=== Dataset rows ===
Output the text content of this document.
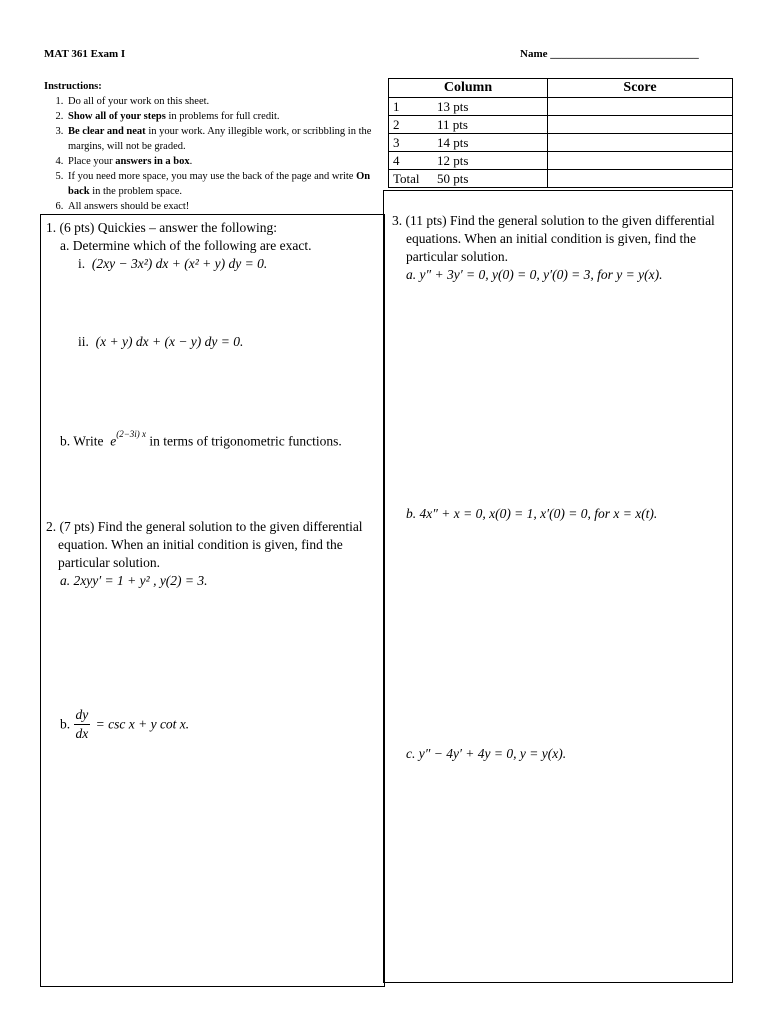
MAT 361 Exam I	Name ___________________________
Instructions:
1. Do all of your work on this sheet.
2. Show all of your steps in problems for full credit.
3. Be clear and neat in your work. Any illegible work, or scribbling in the margins, will not be graded.
4. Place your answers in a box.
5. If you need more space, you may use the back of the page and write On back in the problem space.
6. All answers should be exact!
Column	Score
1 13 pts	
2 11 pts	
3 14 pts	
4 12 pts	
Total 50 pts	
1. (6 pts) Quickies – answer the following:
a. Determine which of the following are exact.
i. (2xy − 3x²) dx + (x² + y) dy = 0.
ii. (x + y) dx + (x − y) dy = 0.
b. Write $e^{(2-3i) x}$ in terms of trigonometric functions.
2. (7 pts) Find the general solution to the given differential equation. When an initial condition is given, find the particular solution.
a. 2xyy′ = 1 + y² , y(2) = 3.
b. $\frac{dy}{dx} = \csc x + y$ cot x.
3. (11 pts) Find the general solution to the given differential equations. When an initial condition is given, find the particular solution.
a. y″ + 3y′ = 0, y(0) = 0, y′(0) = 3, for y = y(x).
b. 4x″ + x = 0, x(0) = 1, x′(0) = 0, for x = x(t).
c. y″ − 4y′ + 4y = 0, y = y(x).
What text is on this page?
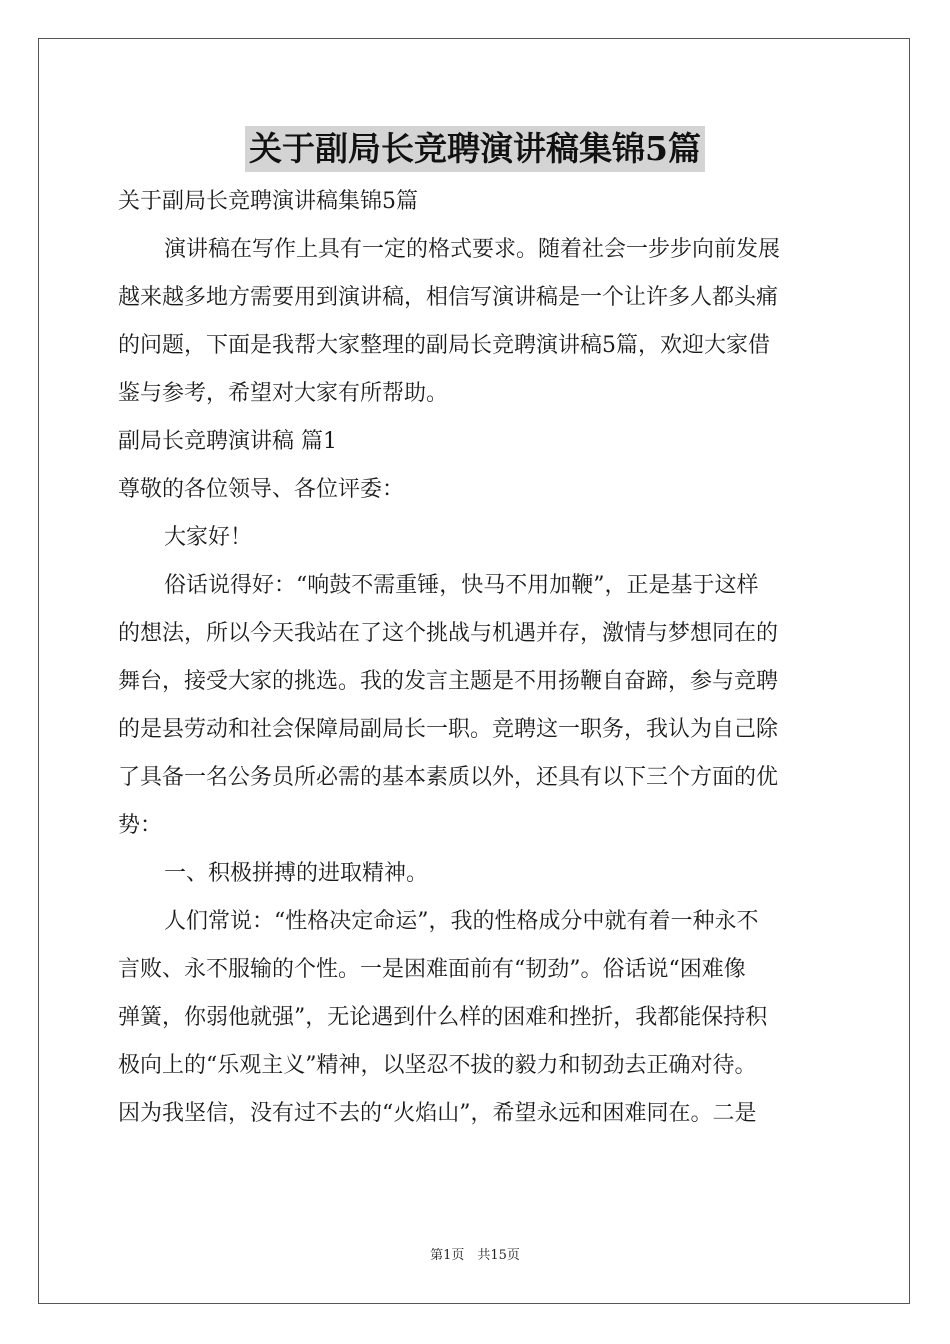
关于副局长竞聘演讲稿集锦5篇

关于副局长竞聘演讲稿集锦5篇

演讲稿在写作上具有一定的格式要求。随着社会一步步向前发展

越来越多地方需要用到演讲稿，相信写演讲稿是一个让许多人都头痛

的问题，下面是我帮大家整理的副局长竞聘演讲稿5篇，欢迎大家借

鉴与参考，希望对大家有所帮助。

副局长竞聘演讲稿 篇1

尊敬的各位领导、各位评委：

大家好！

俗话说得好：“响鼓不需重锤，快马不用加鞭”，正是基于这样

的想法，所以今天我站在了这个挑战与机遇并存，激情与梦想同在的

舞台，接受大家的挑选。我的发言主题是不用扬鞭自奋蹄，参与竞聘

的是县劳动和社会保障局副局长一职。竞聘这一职务，我认为自己除

了具备一名公务员所必需的基本素质以外，还具有以下三个方面的优

势：

一、积极拼搏的进取精神。

人们常说：“性格决定命运”，我的性格成分中就有着一种永不

言败、永不服输的个性。一是困难面前有“韧劲”。俗话说“困难像

弹簧，你弱他就强”，无论遇到什么样的困难和挫折，我都能保持积

极向上的“乐观主义”精神，以坚忍不拔的毅力和韧劲去正确对待。

因为我坚信，没有过不去的“火焰山”，希望永远和困难同在。二是

第1页　共15页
===
_What you need to do:_ Your task is to output exactly the lines from the line containing "What text is on this page?" through the last line, inclusive, leaving every picture out.

_Response:_
What text is on this page?
关于副局长竞聘演讲稿集锦5篇

关于副局长竞聘演讲稿集锦5篇

演讲稿在写作上具有一定的格式要求。随着社会一步步向前发展

越来越多地方需要用到演讲稿，相信写演讲稿是一个让许多人都头痛

的问题，下面是我帮大家整理的副局长竞聘演讲稿5篇，欢迎大家借

鉴与参考，希望对大家有所帮助。

副局长竞聘演讲稿 篇1

尊敬的各位领导、各位评委：

大家好！

俗话说得好：“响鼓不需重锤，快马不用加鞭”，正是基于这样

的想法，所以今天我站在了这个挑战与机遇并存，激情与梦想同在的

舞台，接受大家的挑选。我的发言主题是不用扬鞭自奋蹄，参与竞聘

的是县劳动和社会保障局副局长一职。竞聘这一职务，我认为自己除

了具备一名公务员所必需的基本素质以外，还具有以下三个方面的优

势：

一、积极拼搏的进取精神。

人们常说：“性格决定命运”，我的性格成分中就有着一种永不

言败、永不服输的个性。一是困难面前有“韧劲”。俗话说“困难像

弹簧，你弱他就强”，无论遇到什么样的困难和挫折，我都能保持积

极向上的“乐观主义”精神，以坚忍不拔的毅力和韧劲去正确对待。

因为我坚信，没有过不去的“火焰山”，希望永远和困难同在。二是

第1页　共15页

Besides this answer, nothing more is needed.